▶ _Information supplied_:
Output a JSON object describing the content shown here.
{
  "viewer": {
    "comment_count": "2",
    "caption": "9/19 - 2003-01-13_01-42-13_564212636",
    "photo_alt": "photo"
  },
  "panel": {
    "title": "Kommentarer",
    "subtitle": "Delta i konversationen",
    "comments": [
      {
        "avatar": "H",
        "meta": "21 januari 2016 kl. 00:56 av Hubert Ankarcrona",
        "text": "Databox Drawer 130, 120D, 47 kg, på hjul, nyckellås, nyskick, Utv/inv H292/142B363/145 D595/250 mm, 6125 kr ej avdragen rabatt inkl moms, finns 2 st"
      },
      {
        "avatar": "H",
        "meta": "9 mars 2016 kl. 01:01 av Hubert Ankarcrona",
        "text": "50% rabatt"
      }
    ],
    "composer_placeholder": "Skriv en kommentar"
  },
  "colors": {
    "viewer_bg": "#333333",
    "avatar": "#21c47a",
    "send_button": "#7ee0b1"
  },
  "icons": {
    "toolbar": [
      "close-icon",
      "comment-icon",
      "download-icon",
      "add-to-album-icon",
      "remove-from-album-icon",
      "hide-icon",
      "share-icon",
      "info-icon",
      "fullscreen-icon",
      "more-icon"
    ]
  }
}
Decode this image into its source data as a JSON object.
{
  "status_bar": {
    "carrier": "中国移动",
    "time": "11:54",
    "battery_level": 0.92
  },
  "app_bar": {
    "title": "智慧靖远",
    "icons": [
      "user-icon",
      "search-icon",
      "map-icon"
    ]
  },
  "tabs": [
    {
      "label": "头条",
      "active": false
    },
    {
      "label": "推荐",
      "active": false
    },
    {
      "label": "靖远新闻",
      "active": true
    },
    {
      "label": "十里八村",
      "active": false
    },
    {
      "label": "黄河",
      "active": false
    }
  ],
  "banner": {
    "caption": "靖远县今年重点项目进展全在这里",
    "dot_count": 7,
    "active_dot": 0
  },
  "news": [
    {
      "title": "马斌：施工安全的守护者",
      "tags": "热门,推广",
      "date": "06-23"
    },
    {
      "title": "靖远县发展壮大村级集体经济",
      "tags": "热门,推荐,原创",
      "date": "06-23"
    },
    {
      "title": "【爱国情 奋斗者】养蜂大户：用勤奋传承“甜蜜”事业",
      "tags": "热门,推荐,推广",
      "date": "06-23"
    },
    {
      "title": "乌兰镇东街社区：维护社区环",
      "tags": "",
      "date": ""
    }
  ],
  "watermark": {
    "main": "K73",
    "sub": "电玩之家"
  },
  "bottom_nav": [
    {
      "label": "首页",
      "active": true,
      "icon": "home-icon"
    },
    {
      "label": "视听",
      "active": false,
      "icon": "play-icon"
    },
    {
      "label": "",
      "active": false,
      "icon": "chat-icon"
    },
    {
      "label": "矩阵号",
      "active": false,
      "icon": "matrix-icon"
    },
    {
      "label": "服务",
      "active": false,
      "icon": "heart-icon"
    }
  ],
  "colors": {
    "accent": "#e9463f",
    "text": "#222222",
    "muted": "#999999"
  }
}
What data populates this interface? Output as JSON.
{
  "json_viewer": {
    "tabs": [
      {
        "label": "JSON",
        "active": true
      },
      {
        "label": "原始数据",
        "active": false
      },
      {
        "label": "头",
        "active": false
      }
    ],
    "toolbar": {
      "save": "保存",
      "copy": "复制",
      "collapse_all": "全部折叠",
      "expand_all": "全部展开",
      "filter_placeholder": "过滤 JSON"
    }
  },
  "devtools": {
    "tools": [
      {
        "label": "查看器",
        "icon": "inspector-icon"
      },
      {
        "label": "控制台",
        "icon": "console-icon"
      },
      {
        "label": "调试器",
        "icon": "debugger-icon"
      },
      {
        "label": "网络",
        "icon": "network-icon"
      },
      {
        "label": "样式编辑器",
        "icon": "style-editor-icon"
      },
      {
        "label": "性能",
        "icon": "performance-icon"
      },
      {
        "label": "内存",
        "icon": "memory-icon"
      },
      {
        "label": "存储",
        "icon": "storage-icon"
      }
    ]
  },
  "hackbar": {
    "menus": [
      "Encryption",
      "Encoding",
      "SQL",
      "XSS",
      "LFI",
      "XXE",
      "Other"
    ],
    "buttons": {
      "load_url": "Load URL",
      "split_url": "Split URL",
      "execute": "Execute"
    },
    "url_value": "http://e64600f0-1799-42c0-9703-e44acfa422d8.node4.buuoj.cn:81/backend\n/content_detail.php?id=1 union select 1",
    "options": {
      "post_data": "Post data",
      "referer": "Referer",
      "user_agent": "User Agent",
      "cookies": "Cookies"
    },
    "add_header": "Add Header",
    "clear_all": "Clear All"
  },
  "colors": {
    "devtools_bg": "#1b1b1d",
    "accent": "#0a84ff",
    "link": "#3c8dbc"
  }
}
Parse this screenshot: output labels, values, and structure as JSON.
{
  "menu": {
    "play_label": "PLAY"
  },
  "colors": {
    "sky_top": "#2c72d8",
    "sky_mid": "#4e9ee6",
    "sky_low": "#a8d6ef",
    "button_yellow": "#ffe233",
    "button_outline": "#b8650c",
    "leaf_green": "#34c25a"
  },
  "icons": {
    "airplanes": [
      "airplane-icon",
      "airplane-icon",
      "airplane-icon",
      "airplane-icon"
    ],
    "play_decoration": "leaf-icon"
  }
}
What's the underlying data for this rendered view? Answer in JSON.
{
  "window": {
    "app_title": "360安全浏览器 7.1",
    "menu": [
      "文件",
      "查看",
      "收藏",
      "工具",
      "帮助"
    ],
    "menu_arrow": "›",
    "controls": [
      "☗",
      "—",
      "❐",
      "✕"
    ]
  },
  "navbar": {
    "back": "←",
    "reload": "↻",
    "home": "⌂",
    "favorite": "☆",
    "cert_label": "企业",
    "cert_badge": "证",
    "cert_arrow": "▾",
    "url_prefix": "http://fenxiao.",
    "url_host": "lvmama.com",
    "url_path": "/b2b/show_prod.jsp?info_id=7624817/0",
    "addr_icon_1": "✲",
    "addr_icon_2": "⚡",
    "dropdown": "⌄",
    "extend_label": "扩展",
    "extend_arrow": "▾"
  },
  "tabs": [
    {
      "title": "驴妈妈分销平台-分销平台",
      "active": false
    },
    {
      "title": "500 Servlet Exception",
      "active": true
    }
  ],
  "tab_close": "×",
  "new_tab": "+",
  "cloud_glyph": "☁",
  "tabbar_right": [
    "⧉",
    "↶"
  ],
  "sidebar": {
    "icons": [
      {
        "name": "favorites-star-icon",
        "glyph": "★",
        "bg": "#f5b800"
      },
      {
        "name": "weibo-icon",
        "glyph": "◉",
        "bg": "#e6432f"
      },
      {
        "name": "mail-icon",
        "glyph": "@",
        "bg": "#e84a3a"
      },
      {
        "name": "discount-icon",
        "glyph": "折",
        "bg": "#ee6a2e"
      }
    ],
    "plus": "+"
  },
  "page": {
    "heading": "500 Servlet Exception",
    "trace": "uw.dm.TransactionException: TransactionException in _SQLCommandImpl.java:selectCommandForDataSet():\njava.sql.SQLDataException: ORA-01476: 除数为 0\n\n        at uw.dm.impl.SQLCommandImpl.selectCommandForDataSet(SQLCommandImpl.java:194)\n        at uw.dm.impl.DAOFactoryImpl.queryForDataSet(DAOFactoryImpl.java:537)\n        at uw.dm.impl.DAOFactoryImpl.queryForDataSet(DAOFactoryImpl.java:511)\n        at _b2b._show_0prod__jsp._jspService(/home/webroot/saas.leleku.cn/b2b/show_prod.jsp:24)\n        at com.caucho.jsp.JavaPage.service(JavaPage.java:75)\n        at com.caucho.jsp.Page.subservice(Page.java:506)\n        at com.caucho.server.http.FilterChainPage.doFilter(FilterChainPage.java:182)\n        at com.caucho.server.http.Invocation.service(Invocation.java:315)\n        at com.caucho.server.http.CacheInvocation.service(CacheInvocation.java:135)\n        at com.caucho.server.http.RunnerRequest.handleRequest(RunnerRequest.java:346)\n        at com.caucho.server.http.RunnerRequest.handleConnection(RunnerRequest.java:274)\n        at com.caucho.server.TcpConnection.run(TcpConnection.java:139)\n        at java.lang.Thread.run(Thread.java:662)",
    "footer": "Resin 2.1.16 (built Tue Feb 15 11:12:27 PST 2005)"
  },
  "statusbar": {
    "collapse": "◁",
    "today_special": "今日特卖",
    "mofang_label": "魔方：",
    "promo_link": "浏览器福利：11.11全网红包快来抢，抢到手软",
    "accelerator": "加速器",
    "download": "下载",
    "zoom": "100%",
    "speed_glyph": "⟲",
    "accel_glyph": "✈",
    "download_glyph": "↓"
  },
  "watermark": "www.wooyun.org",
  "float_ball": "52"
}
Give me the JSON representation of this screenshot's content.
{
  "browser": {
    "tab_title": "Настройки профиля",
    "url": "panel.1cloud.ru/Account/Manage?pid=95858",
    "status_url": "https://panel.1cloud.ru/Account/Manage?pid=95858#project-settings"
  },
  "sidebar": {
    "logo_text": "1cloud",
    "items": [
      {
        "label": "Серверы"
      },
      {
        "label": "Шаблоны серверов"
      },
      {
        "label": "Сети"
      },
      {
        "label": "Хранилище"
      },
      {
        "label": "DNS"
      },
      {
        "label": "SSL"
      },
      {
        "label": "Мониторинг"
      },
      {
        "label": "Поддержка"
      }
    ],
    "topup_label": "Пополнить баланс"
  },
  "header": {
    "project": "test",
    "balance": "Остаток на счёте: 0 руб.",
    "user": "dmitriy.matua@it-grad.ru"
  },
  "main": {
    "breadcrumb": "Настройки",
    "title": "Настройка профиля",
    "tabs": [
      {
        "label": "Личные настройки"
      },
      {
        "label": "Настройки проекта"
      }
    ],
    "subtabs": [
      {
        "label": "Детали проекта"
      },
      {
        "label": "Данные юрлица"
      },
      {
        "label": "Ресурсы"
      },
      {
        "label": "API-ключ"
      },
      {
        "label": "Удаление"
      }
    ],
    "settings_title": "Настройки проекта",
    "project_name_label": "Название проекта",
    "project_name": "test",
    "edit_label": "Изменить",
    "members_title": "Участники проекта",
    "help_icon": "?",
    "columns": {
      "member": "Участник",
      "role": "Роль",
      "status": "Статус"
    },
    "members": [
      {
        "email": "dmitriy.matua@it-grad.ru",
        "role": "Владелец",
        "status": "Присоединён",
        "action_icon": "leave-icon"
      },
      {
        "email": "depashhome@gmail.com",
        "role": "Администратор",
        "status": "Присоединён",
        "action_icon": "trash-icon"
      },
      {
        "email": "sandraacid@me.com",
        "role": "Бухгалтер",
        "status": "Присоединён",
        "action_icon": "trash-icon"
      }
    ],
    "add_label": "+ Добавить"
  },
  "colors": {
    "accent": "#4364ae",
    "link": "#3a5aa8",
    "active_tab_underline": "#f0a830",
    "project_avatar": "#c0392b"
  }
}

▶ _Task to complete_:
Take every line containing the word "panel" and copy it.

▶ _Answer to the exercise_:
  "panel": {
    "url": "panel.1cloud.ru/Account/Manage?pid=95858",
    "status_url": "https://panel.1cloud.ru/Account/Manage?pid=95858#project-settings"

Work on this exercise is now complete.